### PROBLEM DETAILS
Select every line containing the word "Stress" from the material, and copy those lines.

## Begin

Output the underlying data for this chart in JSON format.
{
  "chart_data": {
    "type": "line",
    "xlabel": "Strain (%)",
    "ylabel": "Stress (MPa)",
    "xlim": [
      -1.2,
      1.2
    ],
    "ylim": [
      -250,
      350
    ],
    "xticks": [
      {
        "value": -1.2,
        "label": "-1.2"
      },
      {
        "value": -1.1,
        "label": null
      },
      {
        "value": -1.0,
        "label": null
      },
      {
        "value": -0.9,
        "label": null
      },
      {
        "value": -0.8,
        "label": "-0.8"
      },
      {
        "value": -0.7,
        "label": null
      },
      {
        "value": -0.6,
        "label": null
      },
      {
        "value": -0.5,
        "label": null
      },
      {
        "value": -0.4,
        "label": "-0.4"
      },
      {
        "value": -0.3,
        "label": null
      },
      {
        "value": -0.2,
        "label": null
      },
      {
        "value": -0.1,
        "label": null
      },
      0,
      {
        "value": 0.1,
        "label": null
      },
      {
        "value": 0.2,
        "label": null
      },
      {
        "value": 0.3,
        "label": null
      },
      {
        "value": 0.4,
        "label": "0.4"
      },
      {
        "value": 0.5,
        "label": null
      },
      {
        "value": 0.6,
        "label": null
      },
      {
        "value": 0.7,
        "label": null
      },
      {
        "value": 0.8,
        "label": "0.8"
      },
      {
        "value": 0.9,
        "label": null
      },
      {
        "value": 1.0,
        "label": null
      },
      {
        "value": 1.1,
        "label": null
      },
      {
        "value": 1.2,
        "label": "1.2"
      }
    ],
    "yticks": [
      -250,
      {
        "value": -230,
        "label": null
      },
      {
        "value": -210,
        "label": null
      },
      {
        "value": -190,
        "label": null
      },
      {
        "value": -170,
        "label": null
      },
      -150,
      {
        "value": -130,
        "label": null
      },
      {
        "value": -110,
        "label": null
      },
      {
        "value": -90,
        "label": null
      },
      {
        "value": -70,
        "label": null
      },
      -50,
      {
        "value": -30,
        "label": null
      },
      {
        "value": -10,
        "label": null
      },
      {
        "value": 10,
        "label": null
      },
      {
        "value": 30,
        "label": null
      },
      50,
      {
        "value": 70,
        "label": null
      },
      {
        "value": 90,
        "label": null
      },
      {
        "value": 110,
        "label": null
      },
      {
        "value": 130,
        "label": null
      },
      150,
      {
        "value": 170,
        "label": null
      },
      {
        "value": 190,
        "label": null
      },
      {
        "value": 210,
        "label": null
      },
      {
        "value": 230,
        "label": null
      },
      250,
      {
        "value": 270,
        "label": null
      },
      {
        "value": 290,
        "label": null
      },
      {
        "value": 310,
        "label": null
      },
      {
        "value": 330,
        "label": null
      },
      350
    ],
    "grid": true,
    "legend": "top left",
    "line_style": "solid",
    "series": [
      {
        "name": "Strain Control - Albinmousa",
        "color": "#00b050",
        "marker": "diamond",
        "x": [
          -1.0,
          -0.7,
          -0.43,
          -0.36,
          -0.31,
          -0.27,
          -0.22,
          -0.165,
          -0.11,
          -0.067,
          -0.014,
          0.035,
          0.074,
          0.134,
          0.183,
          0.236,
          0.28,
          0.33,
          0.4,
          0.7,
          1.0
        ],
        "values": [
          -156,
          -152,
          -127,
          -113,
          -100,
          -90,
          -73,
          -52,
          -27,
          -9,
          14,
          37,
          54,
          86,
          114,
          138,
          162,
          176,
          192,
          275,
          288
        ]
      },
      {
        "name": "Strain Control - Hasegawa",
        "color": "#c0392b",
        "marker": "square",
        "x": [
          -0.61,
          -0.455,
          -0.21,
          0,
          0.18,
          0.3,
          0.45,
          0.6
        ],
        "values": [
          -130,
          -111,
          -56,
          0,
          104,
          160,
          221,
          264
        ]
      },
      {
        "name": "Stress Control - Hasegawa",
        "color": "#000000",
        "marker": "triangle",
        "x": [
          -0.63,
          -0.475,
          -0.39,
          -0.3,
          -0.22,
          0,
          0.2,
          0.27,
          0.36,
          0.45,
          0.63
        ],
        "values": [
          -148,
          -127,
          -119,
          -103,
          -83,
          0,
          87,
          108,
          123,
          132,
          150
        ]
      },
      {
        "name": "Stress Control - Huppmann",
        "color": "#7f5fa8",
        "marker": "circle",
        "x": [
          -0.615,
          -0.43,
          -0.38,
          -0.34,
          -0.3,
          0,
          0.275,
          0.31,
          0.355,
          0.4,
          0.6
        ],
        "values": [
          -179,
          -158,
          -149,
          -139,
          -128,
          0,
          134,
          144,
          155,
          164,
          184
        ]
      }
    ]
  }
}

## End

### OUTPUT OF THE TASK
    "ylabel": "Stress (MPa)",
        "name": "Stress Control - Hasegawa",
        "name": "Stress Control - Huppmann",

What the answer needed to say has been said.